## start PROVIDED RECORDS

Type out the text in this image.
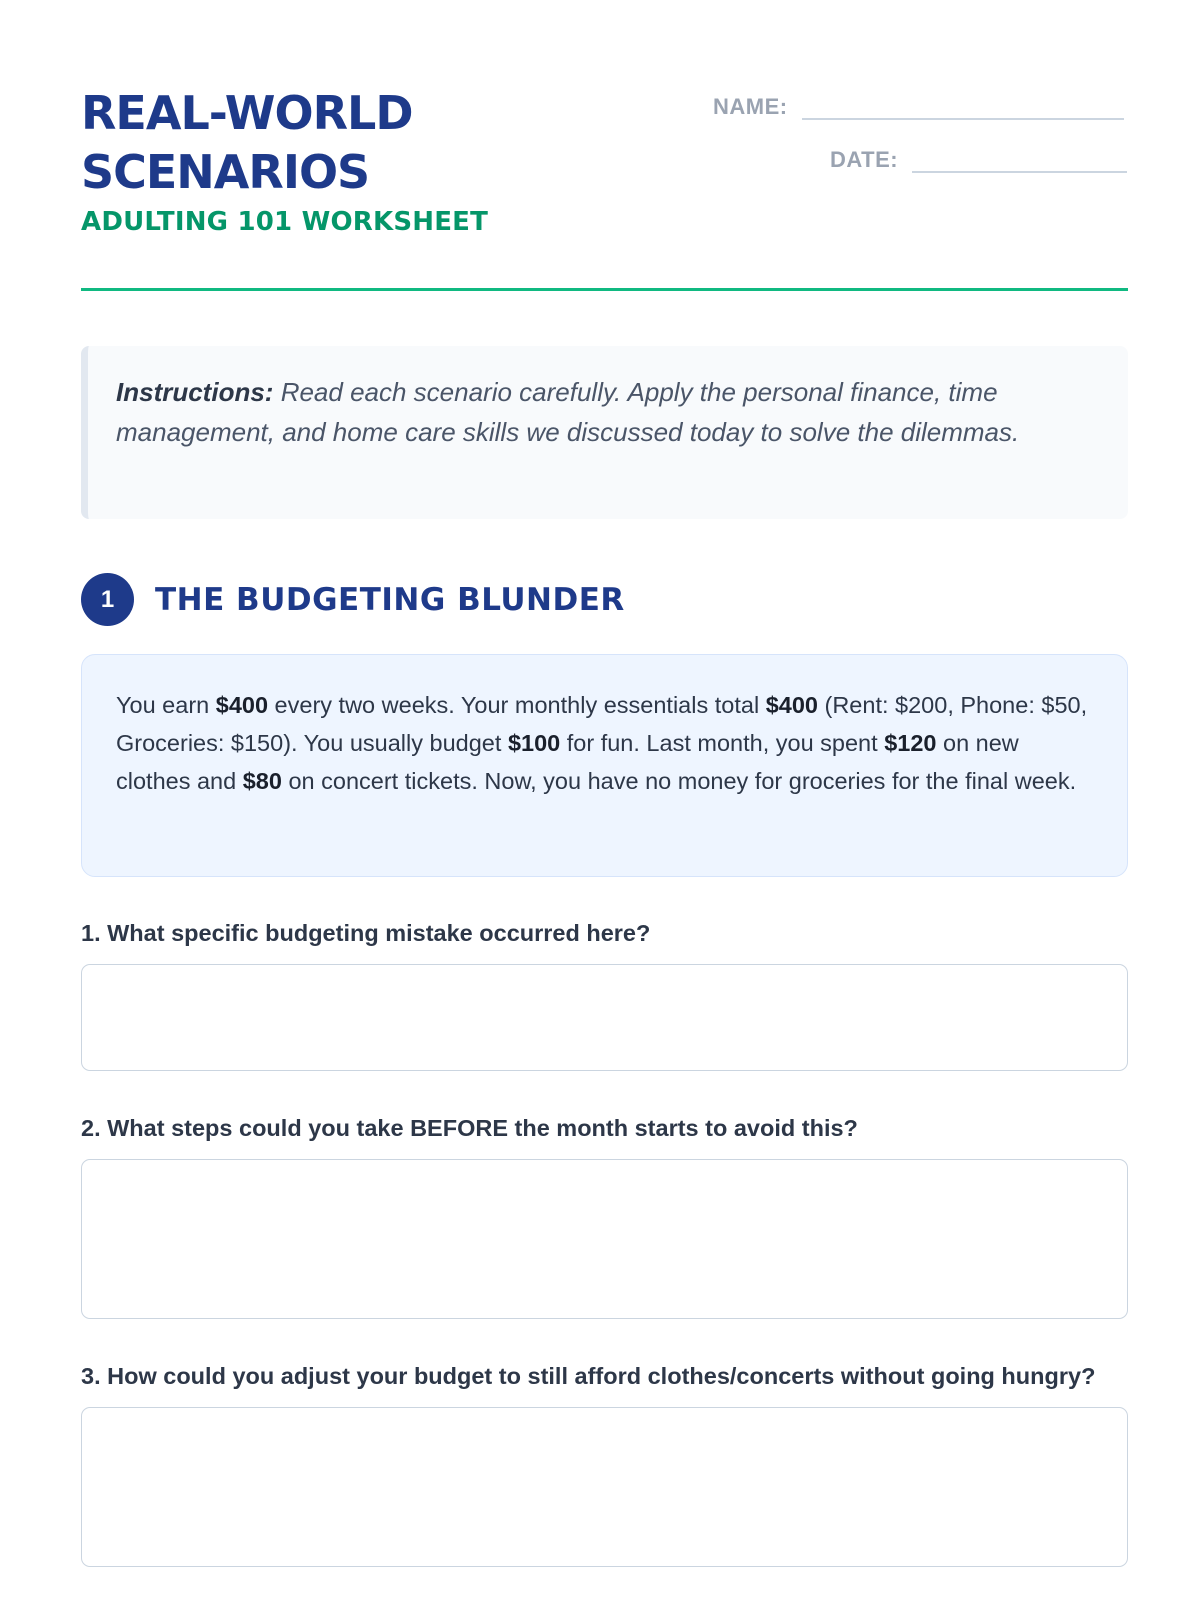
REAL-WORLD
SCENARIOS
ADULTING 101 WORKSHEET
NAME:
DATE:
Instructions: Read each scenario carefully. Apply the personal finance, time management, and home care skills we discussed today to solve the dilemmas.
1	THE BUDGETING BLUNDER
You earn $400 every two weeks. Your monthly essentials total $400 (Rent: $200, Phone: $50, Groceries: $150). You usually budget $100 for fun. Last month, you spent $120 on new clothes and $80 on concert tickets. Now, you have no money for groceries for the final week.

1. What specific budgeting mistake occurred here?

2. What steps could you take BEFORE the month starts to avoid this?

3. How could you adjust your budget to still afford clothes/concerts without going hungry?
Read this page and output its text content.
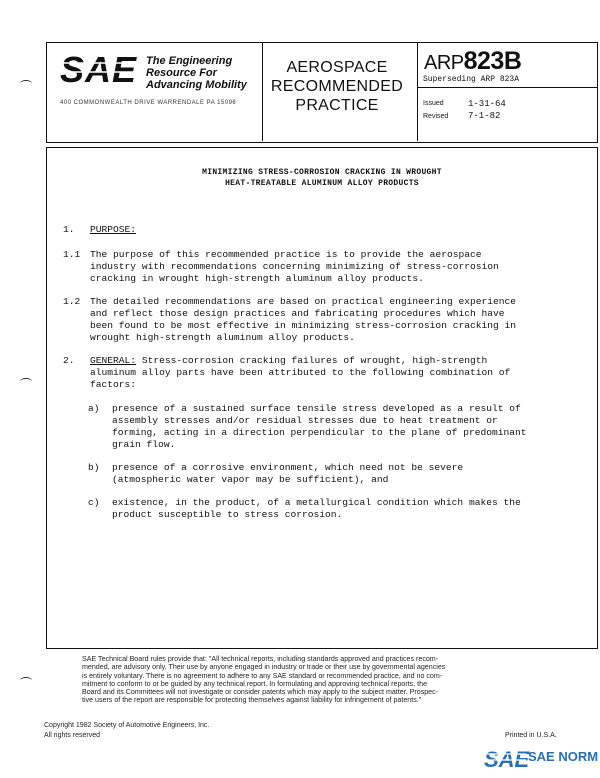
SAE The Engineering
Resource For
Advancing Mobility
400 COMMONWEALTH DRIVE WARRENDALE PA 15096
AEROSPACE
RECOMMENDED
PRACTICE
ARP823B
Superseding ARP 823A
Issued	1-31-64
Revised 7-1-82
MINIMIZING STRESS-CORROSION CRACKING IN WROUGHT
HEAT-TREATABLE ALUMINUM ALLOY PRODUCTS
1. PURPOSE:
1.1 The purpose of this recommended practice is to provide the aerospace
industry with recommendations concerning minimizing of stress-corrosion
cracking in wrought high-strength aluminum alloy products.
1.2 The detailed recommendations are based on practical engineering experience
and reflect those design practices and fabricating procedures which have
been found to be most effective in minimizing stress-corrosion cracking in
wrought high-strength aluminum alloy products.
2. GENERAL: Stress-corrosion cracking failures of wrought, high-strength
aluminum alloy parts have been attributed to the following combination of
factors:
a) presence of a sustained surface tensile stress developed as a result of
assembly stresses and/or residual stresses due to heat treatment or
forming, acting in a direction perpendicular to the plane of predominant
grain flow.
b) presence of a corrosive environment, which need not be severe
(atmospheric water vapor may be sufficient), and
c) existence, in the product, of a metallurgical condition which makes the
product susceptible to stress corrosion.
SAE Technical Board rules provide that: "All technical reports, including standards approved and practices recom-
mended, are advisory only. Their use by anyone engaged in industry or trade or their use by governmental agencies
is entirely voluntary. There is no agreement to adhere to any SAE standard or recommended practice, and no com-
mitment to conform to or be guided by any technical report. In formulating and approving technical reports, the
Board and its Committees will not investigate or consider patents which may apply to the subject matter. Prospec-
tive users of the report are responsible for protecting themselves against liability for infringement of patents."
Copyright 1982 Society of Automotive Engineers, Inc.
All rights reserved	Printed in U.S.A.
SAE
SAE NORM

## end PROVIDED RECORDS

# OBJECTIVE
All of the records need repeating exactly, except for the pictures.

# FULL RESPONSE
Type out the text in this image.
REAL-WORLD
SCENARIOS
ADULTING 101 WORKSHEET
NAME:
DATE:
Instructions: Read each scenario carefully. Apply the personal finance, time management, and home care skills we discussed today to solve the dilemmas.
1	THE BUDGETING BLUNDER
You earn $400 every two weeks. Your monthly essentials total $400 (Rent: $200, Phone: $50, Groceries: $150). You usually budget $100 for fun. Last month, you spent $120 on new clothes and $80 on concert tickets. Now, you have no money for groceries for the final week.

1. What specific budgeting mistake occurred here?

2. What steps could you take BEFORE the month starts to avoid this?

3. How could you adjust your budget to still afford clothes/concerts without going hungry?
Read this page and output its text content.
SAE The Engineering
Resource For
Advancing Mobility
400 COMMONWEALTH DRIVE WARRENDALE PA 15096
AEROSPACE
RECOMMENDED
PRACTICE
ARP823B
Superseding ARP 823A
Issued	1-31-64
Revised 7-1-82
MINIMIZING STRESS-CORROSION CRACKING IN WROUGHT
HEAT-TREATABLE ALUMINUM ALLOY PRODUCTS
1. PURPOSE:
1.1 The purpose of this recommended practice is to provide the aerospace
industry with recommendations concerning minimizing of stress-corrosion
cracking in wrought high-strength aluminum alloy products.
1.2 The detailed recommendations are based on practical engineering experience
and reflect those design practices and fabricating procedures which have
been found to be most effective in minimizing stress-corrosion cracking in
wrought high-strength aluminum alloy products.
2. GENERAL: Stress-corrosion cracking failures of wrought, high-strength
aluminum alloy parts have been attributed to the following combination of
factors:
a) presence of a sustained surface tensile stress developed as a result of
assembly stresses and/or residual stresses due to heat treatment or
forming, acting in a direction perpendicular to the plane of predominant
grain flow.
b) presence of a corrosive environment, which need not be severe
(atmospheric water vapor may be sufficient), and
c) existence, in the product, of a metallurgical condition which makes the
product susceptible to stress corrosion.
SAE Technical Board rules provide that: "All technical reports, including standards approved and practices recom-
mended, are advisory only. Their use by anyone engaged in industry or trade or their use by governmental agencies
is entirely voluntary. There is no agreement to adhere to any SAE standard or recommended practice, and no com-
mitment to conform to or be guided by any technical report. In formulating and approving technical reports, the
Board and its Committees will not investigate or consider patents which may apply to the subject matter. Prospec-
tive users of the report are responsible for protecting themselves against liability for infringement of patents."
Copyright 1982 Society of Automotive Engineers, Inc.
All rights reserved	Printed in U.S.A.
SAE
SAE NORM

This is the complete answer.